• [AIM] Transcribe every entry below word for word, but skip the pictures.

## START INPUT RECORDS

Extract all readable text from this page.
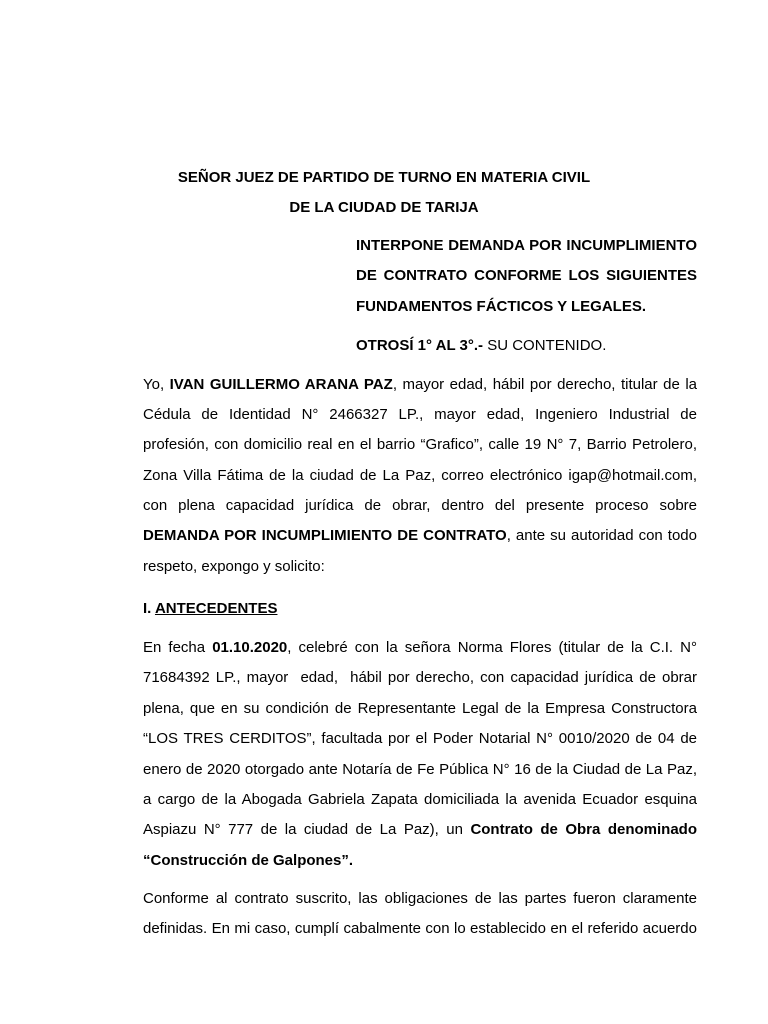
SEÑOR JUEZ DE PARTIDO DE TURNO EN MATERIA CIVIL
DE LA CIUDAD DE TARIJA
INTERPONE DEMANDA POR INCUMPLIMIENTO
DE CONTRATO CONFORME LOS SIGUIENTES
FUNDAMENTOS FÁCTICOS Y LEGALES.
OTROSÍ 1° AL 3°.- SU CONTENIDO.
Yo, IVAN GUILLERMO ARANA PAZ, mayor edad, hábil por derecho, titular de la
Cédula de Identidad N° 2466327 LP., mayor edad, Ingeniero Industrial de
profesión, con domicilio real en el barrio “Grafico”, calle 19 N° 7, Barrio Petrolero,
Zona Villa Fátima de la ciudad de La Paz, correo electrónico igap@hotmail.com,
con plena capacidad jurídica de obrar, dentro del presente proceso sobre
DEMANDA POR INCUMPLIMIENTO DE CONTRATO, ante su autoridad con todo
respeto, expongo y solicito:
I. ANTECEDENTES
En fecha 01.10.2020, celebré con la señora Norma Flores (titular de la C.I. N°
71684392 LP., mayor  edad,  hábil por derecho, con capacidad jurídica de obrar
plena, que en su condición de Representante Legal de la Empresa Constructora
“LOS TRES CERDITOS”, facultada por el Poder Notarial N° 0010/2020 de 04 de
enero de 2020 otorgado ante Notaría de Fe Pública N° 16 de la Ciudad de La Paz,
a cargo de la Abogada Gabriela Zapata domiciliada la avenida Ecuador esquina
Aspiazu N° 777 de la ciudad de La Paz), un Contrato de Obra denominado
“Construcción de Galpones”.
Conforme al contrato suscrito, las obligaciones de las partes fueron claramente
definidas. En mi caso, cumplí cabalmente con lo establecido en el referido acuerdo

## END INPUT RECORDS

• [EXERCISE ANSWER]
Extract all readable text from this page.
SEÑOR JUEZ DE PARTIDO DE TURNO EN MATERIA CIVIL
DE LA CIUDAD DE TARIJA
INTERPONE DEMANDA POR INCUMPLIMIENTO
DE CONTRATO CONFORME LOS SIGUIENTES
FUNDAMENTOS FÁCTICOS Y LEGALES.
OTROSÍ 1° AL 3°.- SU CONTENIDO.
Yo, IVAN GUILLERMO ARANA PAZ, mayor edad, hábil por derecho, titular de la
Cédula de Identidad N° 2466327 LP., mayor edad, Ingeniero Industrial de
profesión, con domicilio real en el barrio “Grafico”, calle 19 N° 7, Barrio Petrolero,
Zona Villa Fátima de la ciudad de La Paz, correo electrónico igap@hotmail.com,
con plena capacidad jurídica de obrar, dentro del presente proceso sobre
DEMANDA POR INCUMPLIMIENTO DE CONTRATO, ante su autoridad con todo
respeto, expongo y solicito:
I. ANTECEDENTES
En fecha 01.10.2020, celebré con la señora Norma Flores (titular de la C.I. N°
71684392 LP., mayor  edad,  hábil por derecho, con capacidad jurídica de obrar
plena, que en su condición de Representante Legal de la Empresa Constructora
“LOS TRES CERDITOS”, facultada por el Poder Notarial N° 0010/2020 de 04 de
enero de 2020 otorgado ante Notaría de Fe Pública N° 16 de la Ciudad de La Paz,
a cargo de la Abogada Gabriela Zapata domiciliada la avenida Ecuador esquina
Aspiazu N° 777 de la ciudad de La Paz), un Contrato de Obra denominado
“Construcción de Galpones”.
Conforme al contrato suscrito, las obligaciones de las partes fueron claramente
definidas. En mi caso, cumplí cabalmente con lo establecido en el referido acuerdo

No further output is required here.